### What the task requires
Drop the pictures, then extract the listing word for word.

===== Data supplied

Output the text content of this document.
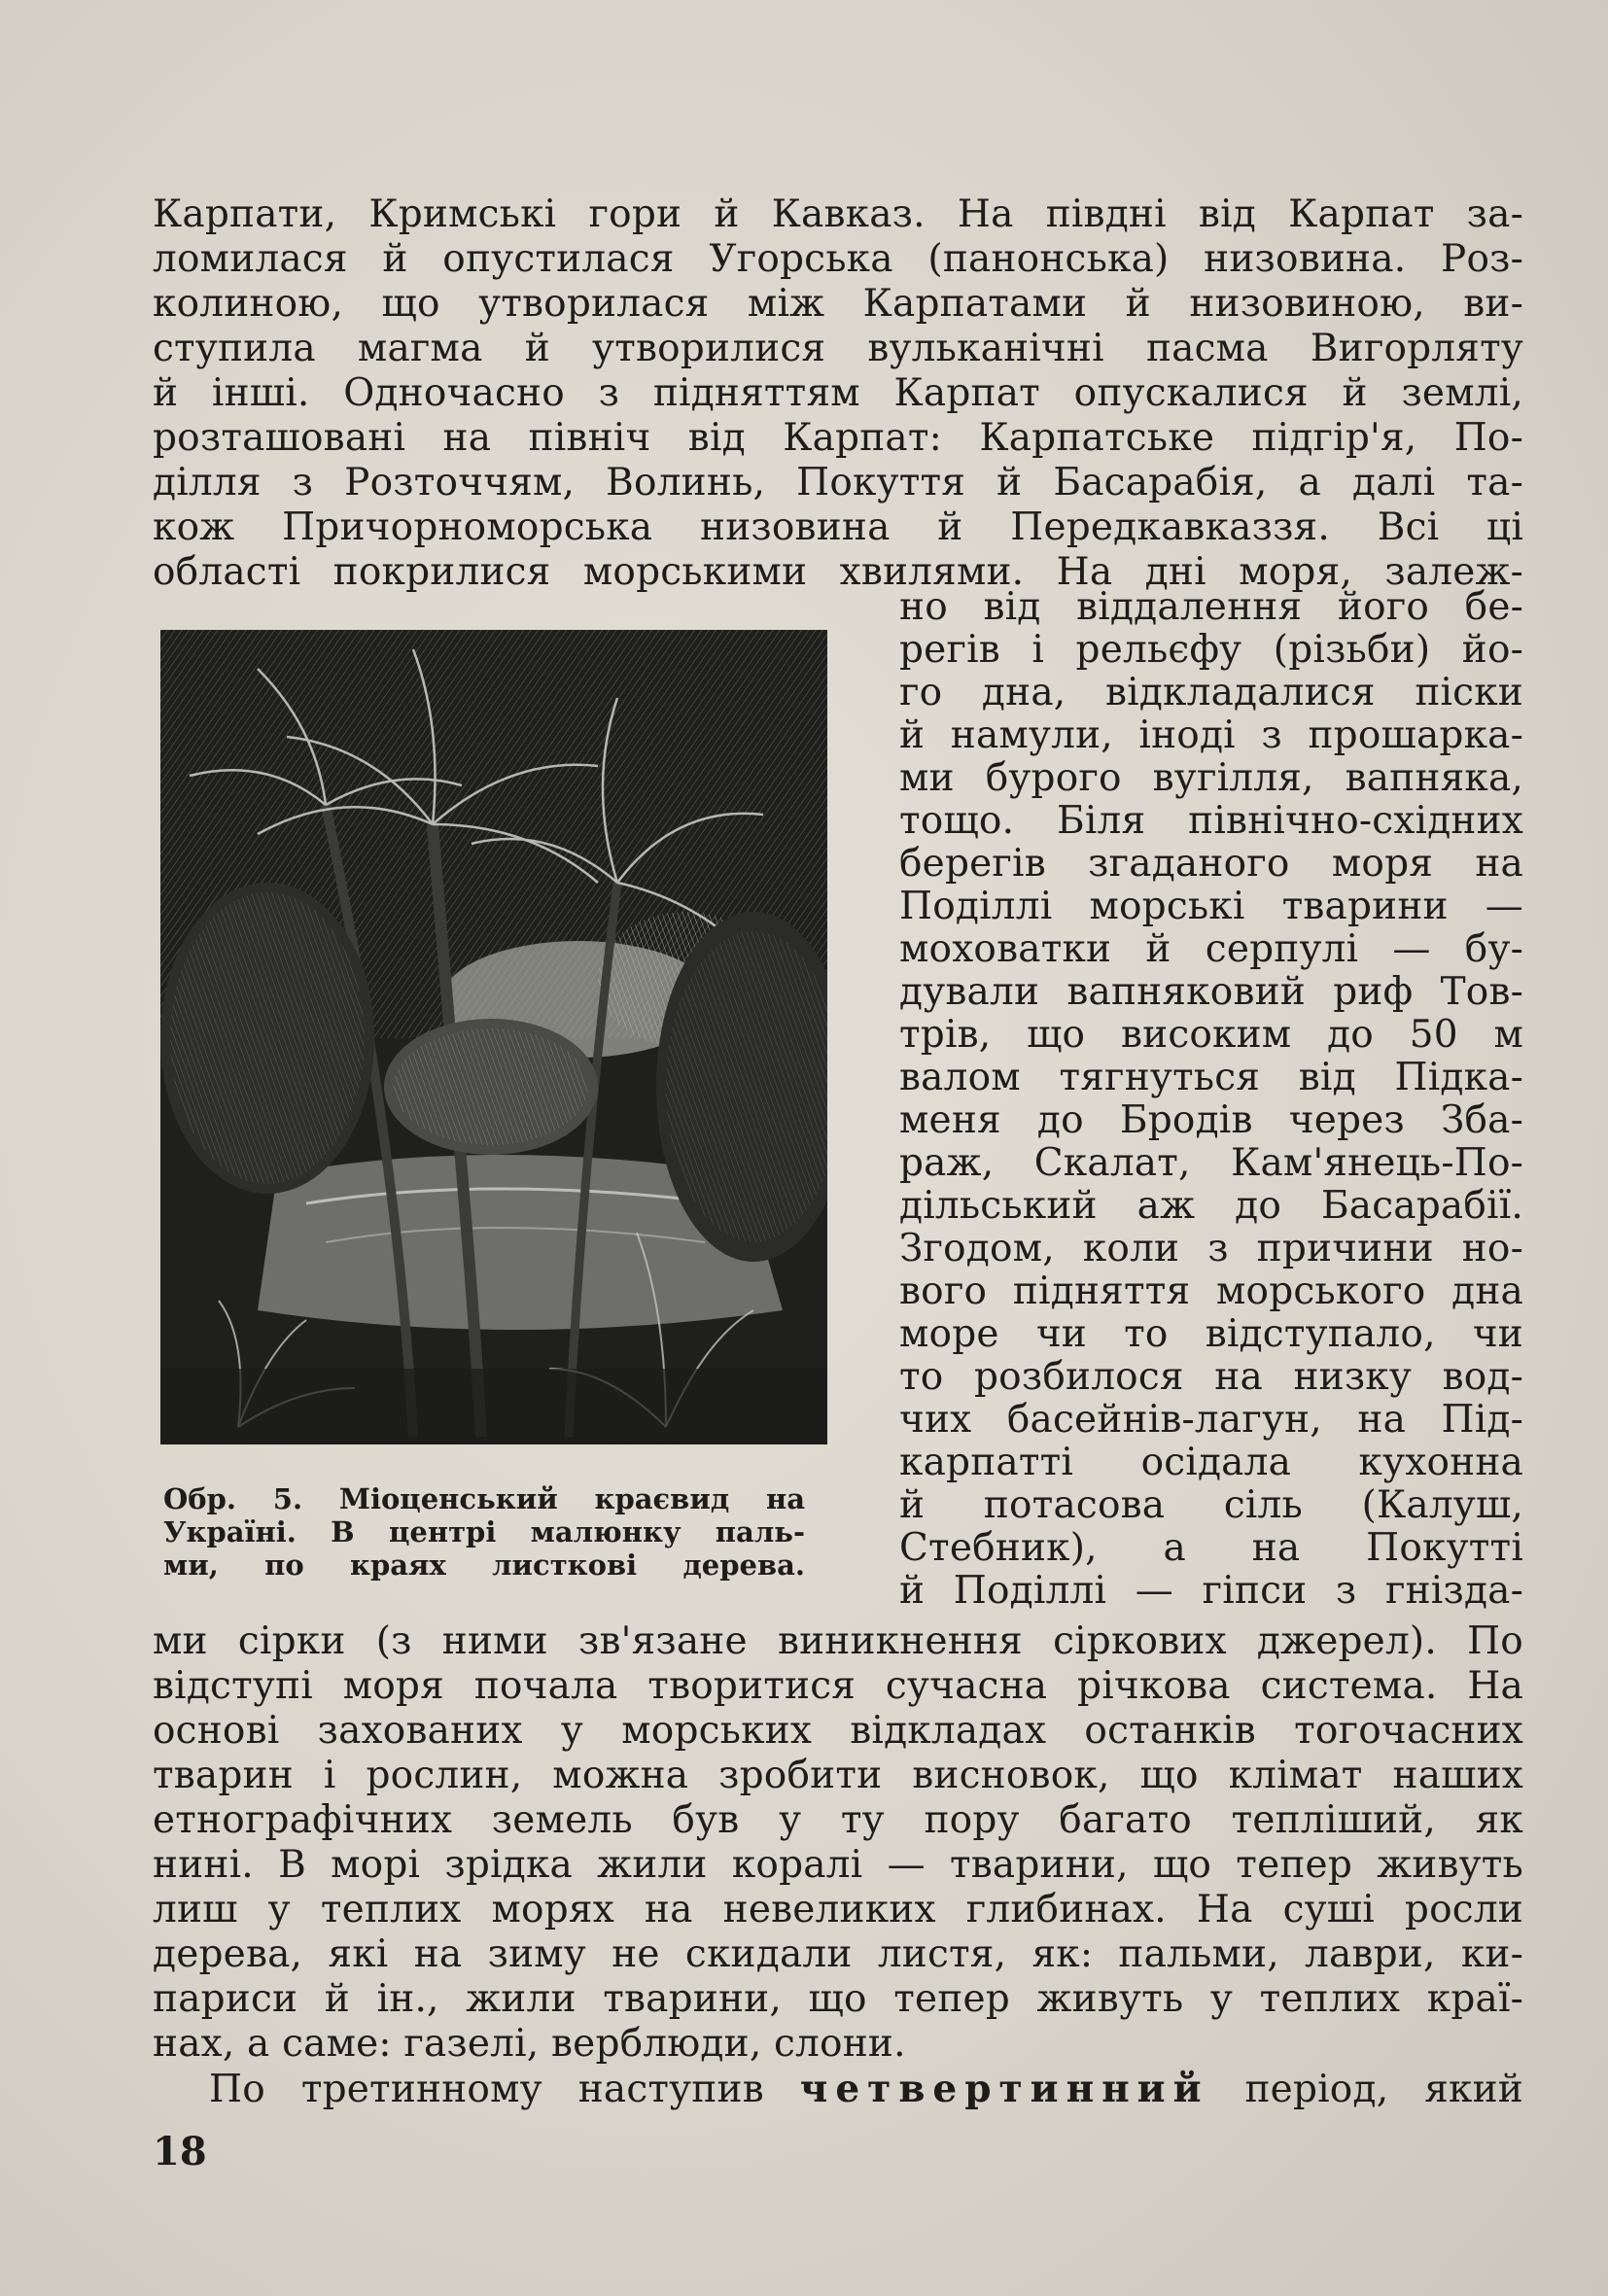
Карпати, Кримські гори й Кавказ. На півдні від Карпат за-
ломилася й опустилася Угорська (панонська) низовина. Роз-
колиною, що утворилася між Карпатами й низовиною, ви-
ступила магма й утворилися вульканічні пасма Вигорляту
й інші. Одночасно з підняттям Карпат опускалися й землі,
розташовані на північ від Карпат: Карпатське підгір'я, По-
ділля з Розточчям, Волинь, Покуття й Басарабія, а далі та-
кож Причорноморська низовина й Передкавказзя. Всі ці
області покрилися морськими хвилями. На дні моря, залеж-
Обр. 5. Міоценський краєвид на
Україні. В центрі малюнку паль-
ми, по краях листкові дерева.
но від віддалення його бе-
регів і рельєфу (різьби) йо-
го дна, відкладалися піски
й намули, іноді з прошарка-
ми бурого вугілля, вапняка,
тощо. Біля північно-східних
берегів згаданого моря на
Поділлі морські тварини —
моховатки й серпулі — бу-
дували вапняковий риф Тов-
трів, що високим до 50 м
валом тягнуться від Підка-
меня до Бродів через Зба-
раж, Скалат, Кам'янець-По-
дільський аж до Басарабії.
Згодом, коли з причини но-
вого підняття морського дна
море чи то відступало, чи
то розбилося на низку вод-
чих басейнів-лагун, на Під-
карпатті осідала кухонна
й потасова сіль (Калуш,
Стебник), а на Покутті
й Поділлі — гіпси з гнізда-
ми сірки (з ними зв'язане виникнення сіркових джерел). По
відступі моря почала творитися сучасна річкова система. На
основі захованих у морських відкладах останків тогочасних
тварин і рослин, можна зробити висновок, що клімат наших
етнографічних земель був у ту пору багато тепліший, як
нині. В морі зрідка жили коралі — тварини, що тепер живуть
лиш у теплих морях на невеликих глибинах. На суші росли
дерева, які на зиму не скидали листя, як: пальми, лаври, ки-
париси й ін., жили тварини, що тепер живуть у теплих краї-
нах, а саме: газелі, верблюди, слони.
По третинному наступив четвертинний період, який
18
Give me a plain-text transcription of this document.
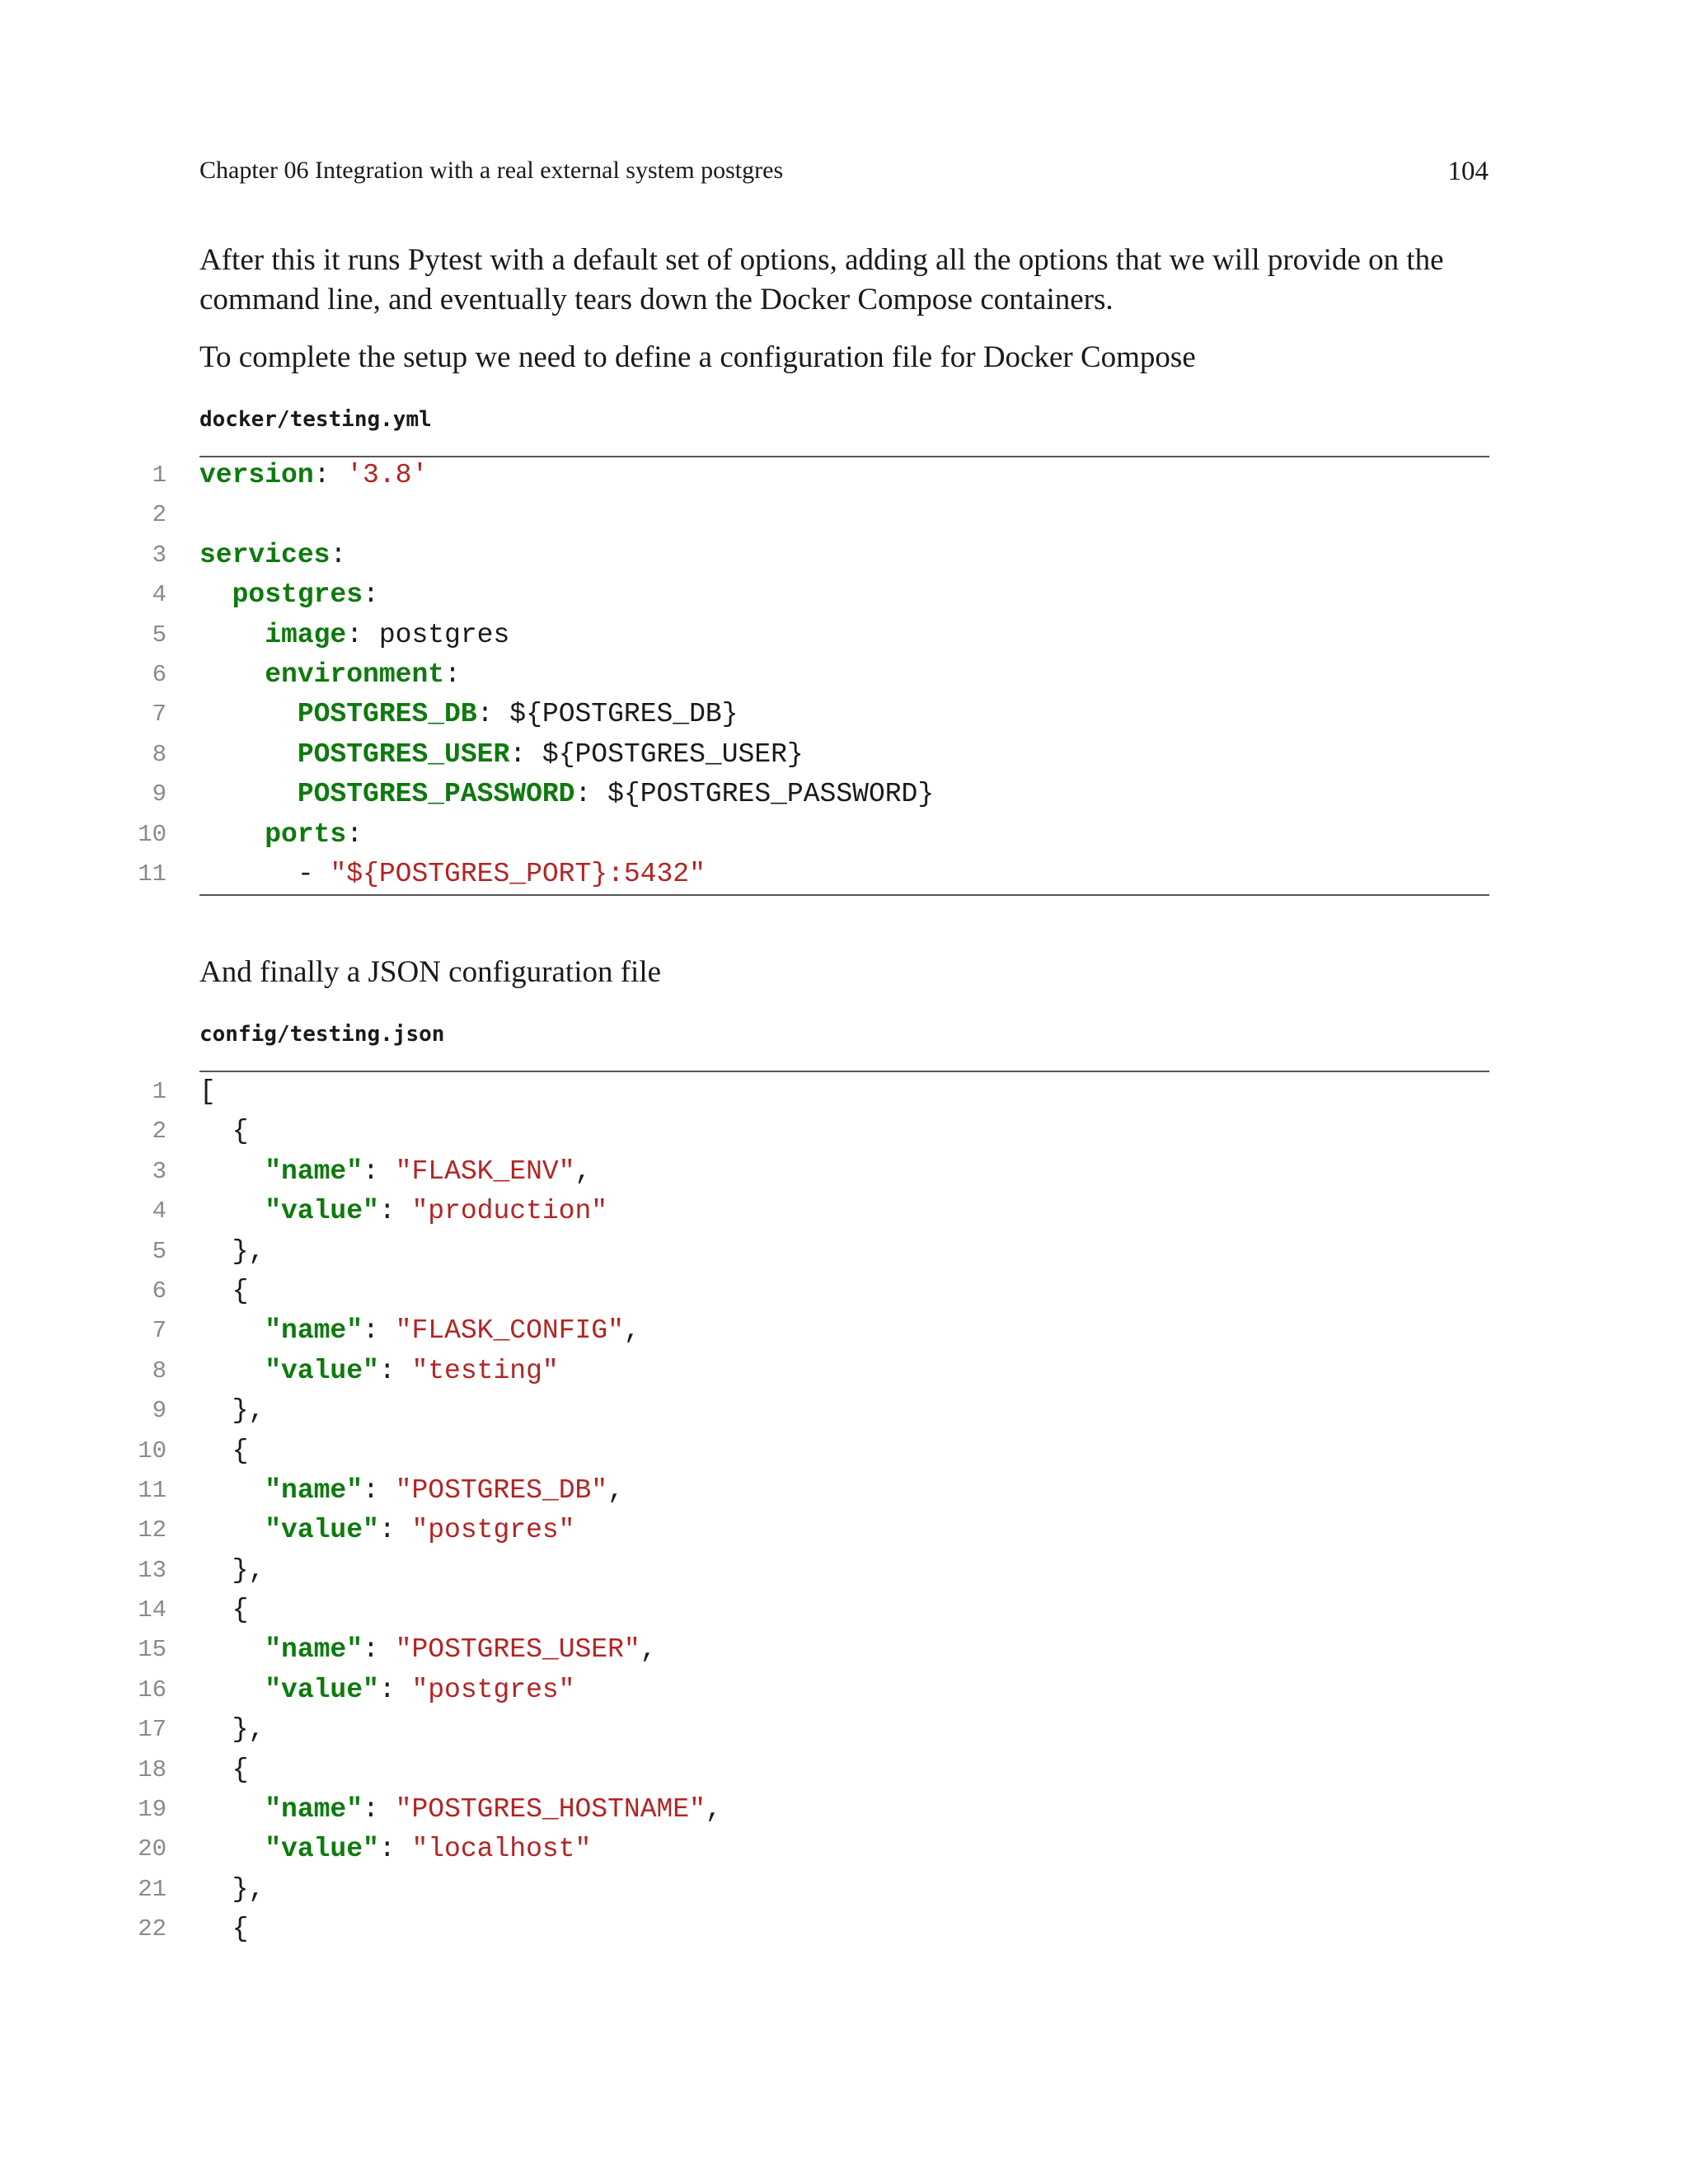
Chapter 06 Integration with a real external system postgres	104

After this it runs Pytest with a default set of options, adding all the options that we will provide on the command line, and eventually tears down the Docker Compose containers.

To complete the setup we need to define a configuration file for Docker Compose

docker/testing.yml
1 version: '3.8'
2
3 services:
4	postgres:
5	image: postgres
6	environment:
7	POSTGRES_DB: ${POSTGRES_DB}
8	POSTGRES_USER: ${POSTGRES_USER}
9	POSTGRES_PASSWORD: ${POSTGRES_PASSWORD}
10	ports:
11 - "${POSTGRES_PORT}:5432"

And finally a JSON configuration file

config/testing.json
1 [
2 {
3	"name": "FLASK_ENV",
4	"value": "production"
5 },
6 {
7	"name": "FLASK_CONFIG",
8	"value": "testing"
9 },
10 {
11	"name": "POSTGRES_DB",
12	"value": "postgres"
13 },
14 {
15	"name": "POSTGRES_USER",
16	"value": "postgres"
17 },
18 {
19	"name": "POSTGRES_HOSTNAME",
20	"value": "localhost"
21 },
22 {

==========

### Solution
Output the text content of this document.
Карпати, Кримські гори й Кавказ. На півдні від Карпат за-
ломилася й опустилася Угорська (панонська) низовина. Роз-
колиною, що утворилася між Карпатами й низовиною, ви-
ступила магма й утворилися вульканічні пасма Вигорляту
й інші. Одночасно з підняттям Карпат опускалися й землі,
розташовані на північ від Карпат: Карпатське підгір'я, По-
ділля з Розточчям, Волинь, Покуття й Басарабія, а далі та-
кож Причорноморська низовина й Передкавказзя. Всі ці
області покрилися морськими хвилями. На дні моря, залеж-
Обр. 5. Міоценський краєвид на
Україні. В центрі малюнку паль-
ми, по краях листкові дерева.
но від віддалення його бе-
регів і рельєфу (різьби) йо-
го дна, відкладалися піски
й намули, іноді з прошарка-
ми бурого вугілля, вапняка,
тощо. Біля північно-східних
берегів згаданого моря на
Поділлі морські тварини —
моховатки й серпулі — бу-
дували вапняковий риф Тов-
трів, що високим до 50 м
валом тягнуться від Підка-
меня до Бродів через Зба-
раж, Скалат, Кам'янець-По-
дільський аж до Басарабії.
Згодом, коли з причини но-
вого підняття морського дна
море чи то відступало, чи
то розбилося на низку вод-
чих басейнів-лагун, на Під-
карпатті осідала кухонна
й потасова сіль (Калуш,
Стебник), а на Покутті
й Поділлі — гіпси з гнізда-
ми сірки (з ними зв'язане виникнення сіркових джерел). По
відступі моря почала творитися сучасна річкова система. На
основі захованих у морських відкладах останків тогочасних
тварин і рослин, можна зробити висновок, що клімат наших
етнографічних земель був у ту пору багато тепліший, як
нині. В морі зрідка жили коралі — тварини, що тепер живуть
лиш у теплих морях на невеликих глибинах. На суші росли
дерева, які на зиму не скидали листя, як: пальми, лаври, ки-
париси й ін., жили тварини, що тепер живуть у теплих краї-
нах, а саме: газелі, верблюди, слони.
По третинному наступив четвертинний період, який
18
Give me a plain-text transcription of this document.
Chapter 06 Integration with a real external system postgres	104

After this it runs Pytest with a default set of options, adding all the options that we will provide on the command line, and eventually tears down the Docker Compose containers.

To complete the setup we need to define a configuration file for Docker Compose

docker/testing.yml
1 version: '3.8'
2
3 services:
4	postgres:
5	image: postgres
6	environment:
7	POSTGRES_DB: ${POSTGRES_DB}
8	POSTGRES_USER: ${POSTGRES_USER}
9	POSTGRES_PASSWORD: ${POSTGRES_PASSWORD}
10	ports:
11 - "${POSTGRES_PORT}:5432"

And finally a JSON configuration file

config/testing.json
1 [
2 {
3	"name": "FLASK_ENV",
4	"value": "production"
5 },
6 {
7	"name": "FLASK_CONFIG",
8	"value": "testing"
9 },
10 {
11	"name": "POSTGRES_DB",
12	"value": "postgres"
13 },
14 {
15	"name": "POSTGRES_USER",
16	"value": "postgres"
17 },
18 {
19	"name": "POSTGRES_HOSTNAME",
20	"value": "localhost"
21 },
22 {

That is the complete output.